# [YOUR INSTRUCTIONS]
Repeat word for word the stretch of the listing from the line containing "volume-bar — [702, 566, 710, 713]" through the line containing "candle-body — [976, 531, 984, 603]", including both of those lines.

# [ENTRIES PROVIDED]
------------------------------------------------------------------------

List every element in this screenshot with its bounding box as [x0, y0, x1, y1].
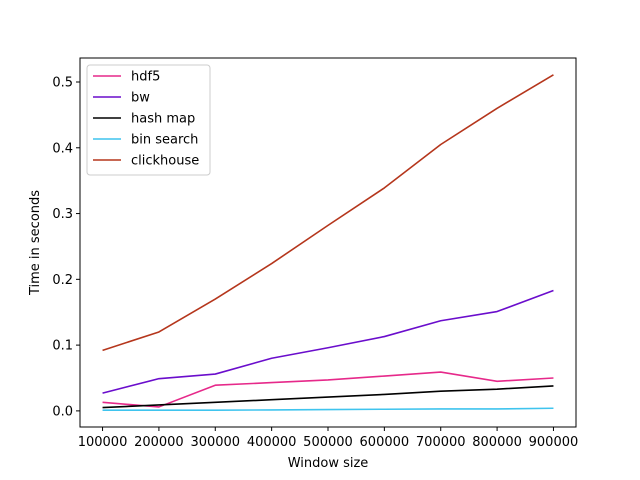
- series-line-bin-search: [102, 407, 554, 412]
- y-tick-label: 0.3: [52, 207, 73, 222]
- legend-label-clickhouse: clickhouse: [131, 154, 199, 169]
- x-tick-label: 100000: [78, 435, 128, 450]
- y-axis: 0.0 0.1 0.2 0.3 0.4 0.5: [52, 76, 80, 419]
- x-tick-label: 500000: [303, 435, 353, 450]
- legend-label-bw: bw: [131, 91, 150, 106]
- x-tick-label: 700000: [416, 435, 466, 450]
- series-line-bw: [102, 289, 554, 394]
- series-line-hdf5: [102, 371, 554, 408]
- series-line-hash-map: [102, 385, 554, 409]
- legend-label-bin-search: bin search: [131, 133, 198, 148]
- y-tick-label: 0.4: [52, 141, 73, 156]
- series-layer: [102, 74, 554, 412]
- x-tick-label: 900000: [529, 435, 579, 450]
- y-tick-label: 0.5: [52, 76, 73, 91]
- x-tick-label: 400000: [247, 435, 297, 450]
- x-tick-label: 600000: [360, 435, 410, 450]
- x-tick-label: 200000: [134, 435, 184, 450]
- legend: hdf5 bw hash map bin search clickhouse: [86, 64, 211, 176]
- legend-label-hdf5: hdf5: [131, 70, 160, 85]
- legend-box: [86, 64, 211, 176]
- y-tick-label: 0.1: [52, 339, 73, 354]
- y-axis-label: Time in seconds: [28, 190, 43, 296]
- y-tick-label: 0.2: [52, 273, 73, 288]
- y-tick-label: 0.0: [52, 404, 73, 419]
- x-axis-label: Window size: [288, 456, 369, 471]
- x-axis: 100000 200000 300000 400000 500000 600000 7000…: [78, 427, 579, 450]
- x-tick-label: 800000: [472, 435, 522, 450]
- legend-label-hash-map: hash map: [131, 112, 195, 127]
- x-tick-label: 300000: [190, 435, 240, 450]
- series-line-clickhouse: [102, 74, 554, 352]
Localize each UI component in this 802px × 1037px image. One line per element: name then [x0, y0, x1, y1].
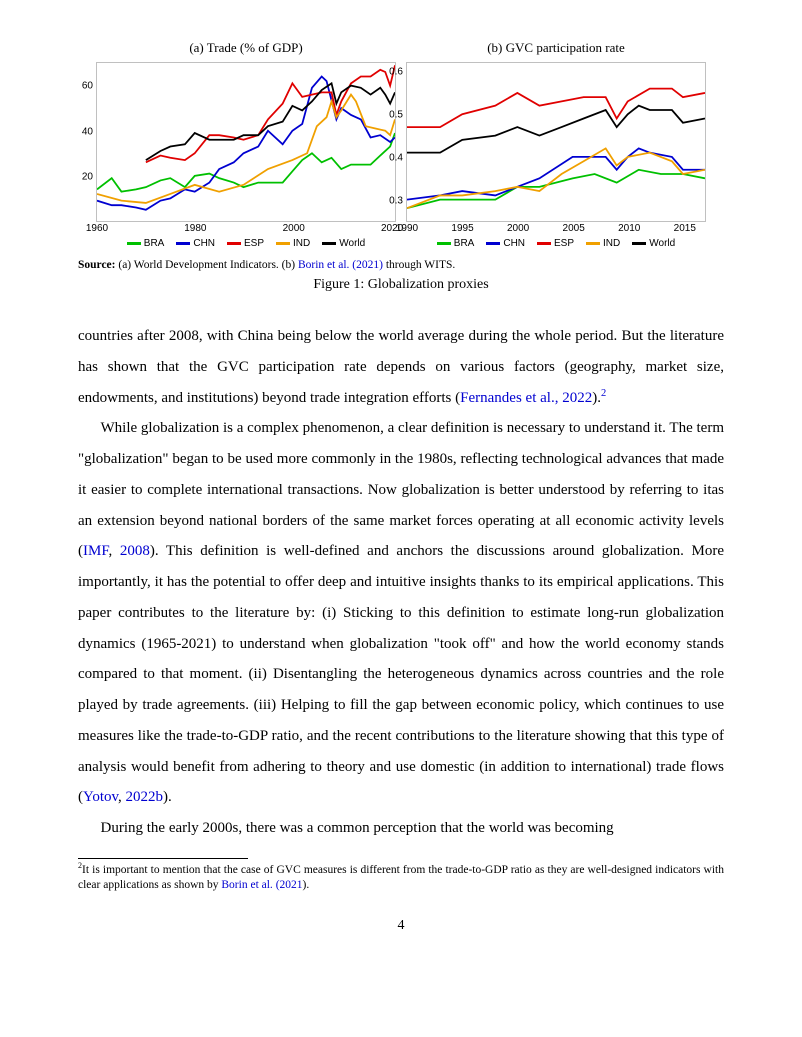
x-tick: 1995 [451, 221, 473, 234]
legend-label: ESP [554, 238, 574, 249]
x-tick: 2015 [674, 221, 696, 234]
series-BRA [407, 170, 705, 208]
legend-swatch [276, 242, 290, 245]
body-text: countries after 2008, with China being b… [78, 321, 724, 844]
p2-text-c: ). This definition is well-defined and a… [78, 543, 724, 805]
source-label: Source: [78, 259, 115, 271]
y-tick: 40 [82, 126, 97, 137]
source-text-a: (a) World Development Indicators. (b) [118, 259, 298, 271]
x-tick: 1980 [184, 221, 206, 234]
series-ESP [407, 89, 705, 128]
p3-text-a: During the early 2000s, there was a comm… [101, 820, 614, 836]
paragraph-3: During the early 2000s, there was a comm… [78, 813, 724, 844]
legend-label: CHN [193, 238, 215, 249]
legend-label: World [649, 238, 675, 249]
legend-label: World [339, 238, 365, 249]
legend-item-CHN: CHN [176, 238, 215, 249]
legend-item-IND: IND [586, 238, 620, 249]
p1-cit-year[interactable]: , 2022 [555, 390, 593, 406]
legend-swatch [437, 242, 451, 245]
source-citation-year[interactable]: (2021) [352, 259, 383, 271]
x-tick: 1990 [396, 221, 418, 234]
legend-item-BRA: BRA [127, 238, 165, 249]
footnote-ref-2[interactable]: 2 [601, 388, 606, 399]
footnote-rule [78, 858, 248, 859]
series-ESP [146, 65, 395, 162]
y-tick: 20 [82, 172, 97, 183]
chart-a-svg [97, 63, 395, 221]
p2-text-e: ). [163, 789, 172, 805]
figure-source: Source: (a) World Development Indicators… [78, 259, 724, 271]
legend-label: ESP [244, 238, 264, 249]
legend-label: IND [603, 238, 620, 249]
legend-label: IND [293, 238, 310, 249]
chart-b-legend: BRA CHN ESP IND World [437, 238, 675, 249]
legend-swatch [632, 242, 646, 245]
page-container: (a) Trade (% of GDP) 2040601960198020002… [0, 0, 802, 964]
legend-item-IND: IND [276, 238, 310, 249]
chart-panel-b: (b) GVC participation rate 0.30.40.50.61… [406, 40, 706, 249]
y-tick: 0.6 [389, 66, 407, 77]
footnote-citation-year[interactable]: (2021 [273, 879, 303, 891]
footnote-text-b: ). [303, 879, 310, 891]
legend-label: BRA [144, 238, 165, 249]
y-tick: 60 [82, 80, 97, 91]
legend-swatch [537, 242, 551, 245]
chart-b-svg [407, 63, 705, 221]
legend-swatch [127, 242, 141, 245]
p2-citation-2-year[interactable]: 2022b [126, 789, 164, 805]
chart-a-title: (a) Trade (% of GDP) [189, 40, 302, 56]
charts-row: (a) Trade (% of GDP) 2040601960198020002… [78, 40, 724, 249]
chart-a-plot: 2040601960198020002020 [96, 62, 396, 222]
paragraph-2: While globalization is a complex phenome… [78, 413, 724, 813]
source-text-c: through WITS. [383, 259, 455, 271]
legend-item-World: World [632, 238, 675, 249]
footnote-text-a: It is important to mention that the case… [78, 864, 724, 892]
footnote-citation[interactable]: Borin et al. [221, 879, 272, 891]
x-tick: 2010 [618, 221, 640, 234]
legend-swatch [586, 242, 600, 245]
legend-item-BRA: BRA [437, 238, 475, 249]
chart-panel-a: (a) Trade (% of GDP) 2040601960198020002… [96, 40, 396, 249]
chart-b-title: (b) GVC participation rate [487, 40, 625, 56]
y-tick: 0.3 [389, 196, 407, 207]
legend-label: BRA [454, 238, 475, 249]
legend-swatch [227, 242, 241, 245]
legend-item-ESP: ESP [227, 238, 264, 249]
legend-item-World: World [322, 238, 365, 249]
p2-comma-2: , [118, 789, 126, 805]
legend-swatch [176, 242, 190, 245]
p2-citation-1-year[interactable]: 2008 [120, 543, 150, 559]
x-tick: 1960 [86, 221, 108, 234]
legend-swatch [322, 242, 336, 245]
p1-text-b: ). [592, 390, 601, 406]
p2-citation-1[interactable]: IMF [83, 543, 108, 559]
legend-swatch [486, 242, 500, 245]
series-World [146, 83, 395, 160]
paragraph-1: countries after 2008, with China being b… [78, 321, 724, 413]
source-citation-link[interactable]: Borin et al. [298, 259, 349, 271]
figure-caption: Figure 1: Globalization proxies [78, 277, 724, 293]
chart-a-legend: BRA CHN ESP IND World [127, 238, 365, 249]
p2-comma-1: , [108, 543, 119, 559]
p2-citation-2[interactable]: Yotov [83, 789, 118, 805]
chart-b-plot: 0.30.40.50.6199019952000200520102015 [406, 62, 706, 222]
legend-item-ESP: ESP [537, 238, 574, 249]
x-tick: 2000 [507, 221, 529, 234]
x-tick: 2005 [563, 221, 585, 234]
page-number: 4 [78, 918, 724, 934]
y-tick: 0.4 [389, 153, 407, 164]
legend-item-CHN: CHN [486, 238, 525, 249]
x-tick: 2000 [283, 221, 305, 234]
p1-citation[interactable]: Fernandes et al. [460, 390, 555, 406]
y-tick: 0.5 [389, 109, 407, 120]
series-World [407, 106, 705, 153]
footnote-2: 2It is important to mention that the cas… [78, 861, 724, 894]
p2-text-a: While globalization is a complex phenome… [78, 420, 724, 559]
legend-label: CHN [503, 238, 525, 249]
p1-text-a: countries after 2008, with China being b… [78, 328, 724, 406]
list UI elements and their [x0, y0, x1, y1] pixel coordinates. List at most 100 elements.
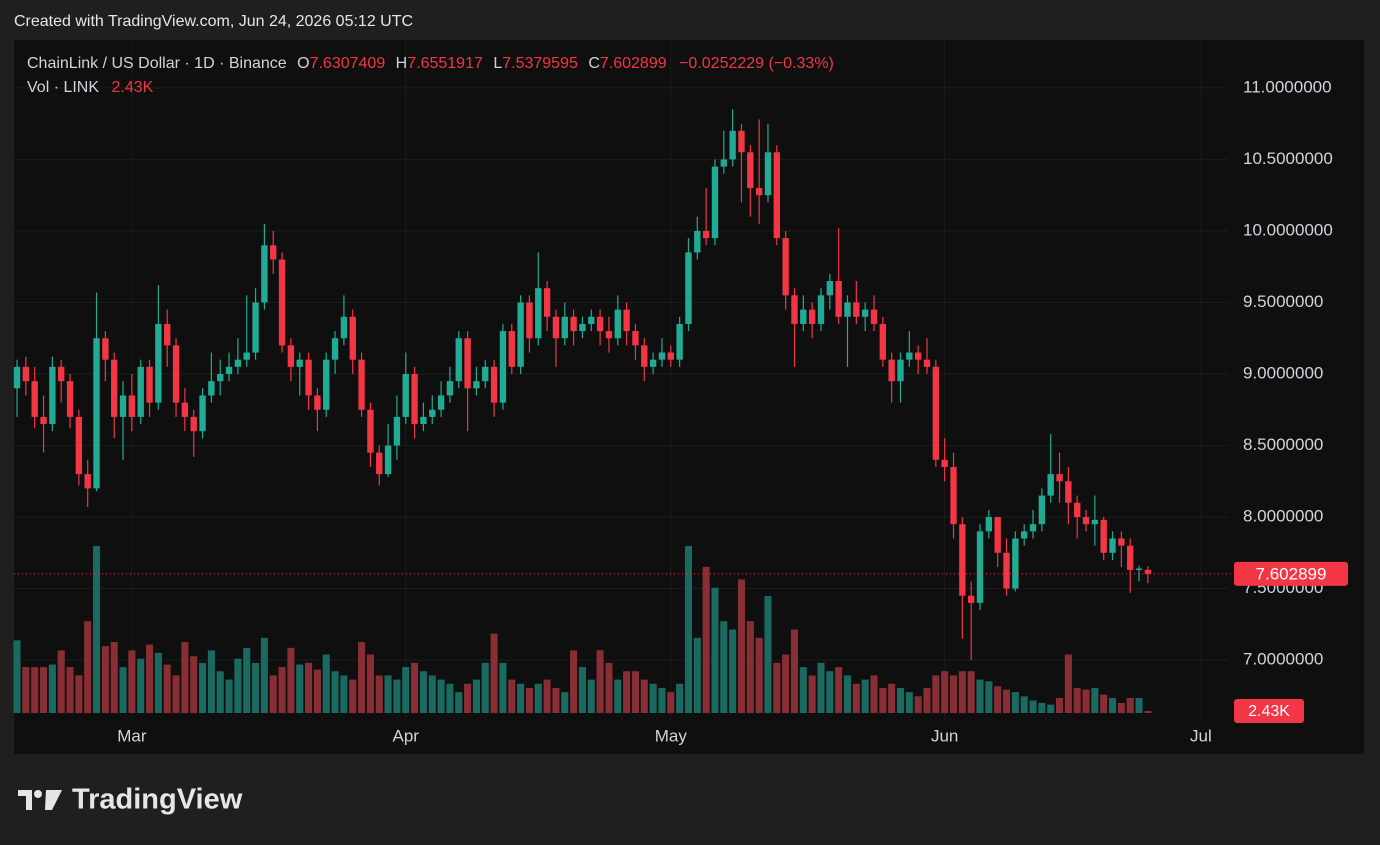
volume-bar — [702, 566, 710, 713]
volume-bar — [1117, 702, 1125, 713]
volume-bar — [941, 671, 949, 713]
volume-bar — [729, 629, 737, 713]
volume-bar — [746, 621, 754, 713]
volume-tag — [1234, 698, 1304, 723]
price-tag-label: 7.602899 — [1256, 564, 1327, 583]
candle-body — [482, 366, 489, 382]
volume-bar — [499, 662, 507, 713]
volume-bar — [958, 671, 966, 713]
y-tick-label: 8.0000000 — [1243, 507, 1323, 526]
candle-body — [976, 531, 984, 603]
candle-body — [261, 245, 268, 303]
candle-body — [1021, 531, 1028, 539]
volume-bar — [684, 546, 692, 713]
volume-bar — [570, 650, 578, 713]
candle-body — [508, 331, 515, 367]
candle-body — [950, 466, 957, 525]
volume-bar — [75, 675, 83, 713]
candle-body — [729, 130, 736, 160]
candle-body — [349, 316, 356, 360]
volume-bar — [790, 629, 799, 713]
candle-body — [923, 359, 931, 367]
volume-bar — [437, 679, 445, 713]
candle-body — [446, 381, 454, 396]
volume-bar — [207, 650, 215, 713]
volume-bar — [1020, 696, 1028, 713]
volume-bar — [905, 692, 913, 713]
candle-body — [685, 252, 692, 324]
candle-body — [1144, 569, 1152, 574]
volume-bar — [464, 683, 472, 713]
volume-bar — [428, 675, 436, 713]
logo-icon — [34, 790, 42, 798]
candle-body — [393, 416, 401, 446]
volume-bar — [737, 579, 746, 713]
candle-body — [287, 345, 295, 367]
volume-bar — [366, 654, 374, 713]
volume-bar — [296, 664, 304, 713]
legend-value: 7.5379595 — [502, 55, 578, 72]
candle-body — [22, 366, 30, 382]
volume-bar — [561, 692, 569, 713]
volume-bar — [340, 675, 348, 713]
volume-bar — [932, 675, 940, 713]
volume-bar — [543, 679, 551, 713]
candle-body — [720, 159, 727, 167]
x-tick-label: Jun — [931, 726, 958, 745]
candle-body — [225, 366, 233, 374]
volume-bar — [1082, 689, 1090, 713]
candle-body — [888, 359, 895, 382]
legend-change: −0.0252229 (−0.33%) — [679, 55, 834, 72]
candle-body — [773, 152, 780, 239]
candle-body — [402, 373, 409, 417]
volume-bar — [782, 654, 790, 713]
candle-body — [164, 323, 171, 346]
volume-bar — [649, 683, 657, 713]
candle-body — [570, 316, 577, 332]
candle-body — [694, 230, 701, 253]
candle-body — [605, 331, 613, 339]
volume-bar — [808, 675, 816, 713]
volume-bar — [1011, 692, 1019, 713]
volume-bar — [764, 596, 772, 713]
candle-body — [376, 452, 383, 475]
candle-body — [455, 338, 462, 382]
candle-body — [711, 166, 719, 239]
candle-body — [243, 352, 250, 360]
volume-bar — [234, 658, 242, 713]
volume-bar — [587, 679, 595, 713]
candle-body — [234, 359, 242, 367]
volume-bar — [888, 683, 896, 713]
volume-bar — [287, 647, 295, 713]
candle-body — [543, 288, 551, 317]
volume-bar — [817, 662, 825, 713]
volume-bar — [375, 675, 383, 713]
candle-body — [738, 130, 745, 153]
volume-bar — [1091, 687, 1099, 713]
volume-bar — [146, 644, 154, 713]
volume-bar — [190, 656, 198, 713]
candle-body — [473, 381, 480, 389]
logo-icon — [18, 790, 32, 810]
candle-body — [994, 517, 1001, 553]
candle-body — [870, 309, 878, 324]
candle-body — [208, 381, 215, 396]
volume-bar — [243, 647, 251, 713]
y-tick-label: 10.5000000 — [1243, 149, 1333, 168]
legend-line: ChainLink / US Dollar · 1D · Binance O7.… — [27, 55, 834, 72]
volume-bar — [13, 640, 21, 713]
candle-body — [367, 409, 374, 453]
volume-tag-label: 2.43K — [1248, 703, 1290, 720]
candle-body — [172, 345, 180, 403]
volume-bar — [384, 675, 392, 713]
price-tag — [1234, 561, 1348, 586]
candle-body — [835, 281, 842, 317]
x-tick-label: May — [655, 726, 688, 745]
candle-body — [535, 288, 542, 339]
candle-body — [190, 416, 197, 432]
candle-body — [1118, 538, 1125, 546]
candle-body — [517, 302, 524, 367]
volume-bar — [22, 667, 30, 713]
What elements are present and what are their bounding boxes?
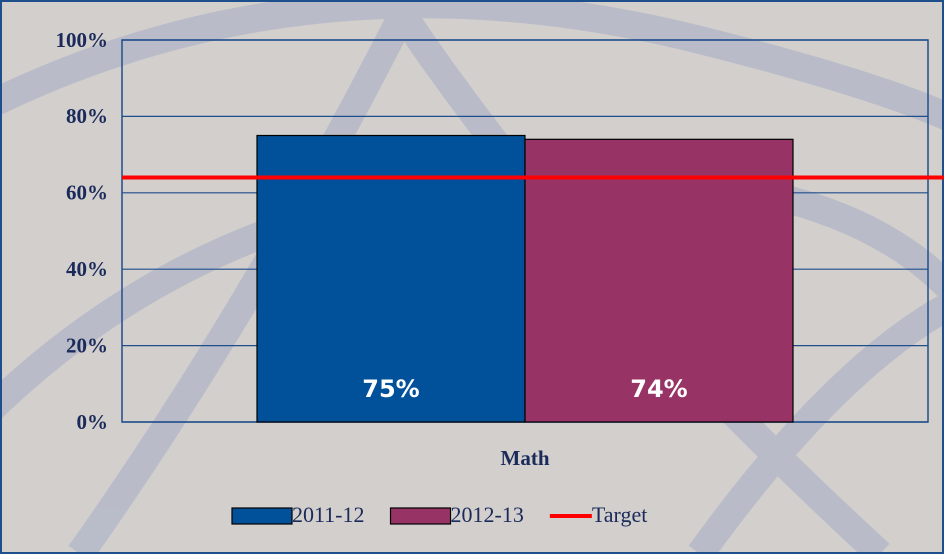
legend-label: Target [592,502,647,527]
legend-label: 2011-12 [292,502,365,527]
legend-label: 2012-13 [451,502,524,527]
value-label: 75% [362,375,419,403]
bar [256,134,526,423]
y-tick-label: 80% [66,104,108,128]
x-tick-label: Math [501,446,550,470]
legend-swatch [231,507,293,525]
y-tick-label: 60% [66,181,108,205]
value-label: 74% [630,375,687,403]
y-tick-label: 20% [66,333,108,357]
legend-swatch [389,507,452,525]
bar [524,138,794,423]
y-tick-label: 40% [66,257,108,281]
y-tick-label: 100% [56,28,109,52]
y-tick-label: 0% [77,410,109,434]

------------------------------------------------------------------------

# [ANSWER TO THE TASK]
volume-bar — [702, 566, 710, 713]
volume-bar — [1117, 702, 1125, 713]
volume-bar — [941, 671, 949, 713]
volume-bar — [729, 629, 737, 713]
volume-bar — [746, 621, 754, 713]
volume-tag — [1234, 698, 1304, 723]
price-tag-label: 7.602899 — [1256, 564, 1327, 583]
candle-body — [482, 366, 489, 382]
volume-bar — [499, 662, 507, 713]
volume-bar — [958, 671, 966, 713]
y-tick-label: 8.0000000 — [1243, 507, 1323, 526]
candle-body — [976, 531, 984, 603]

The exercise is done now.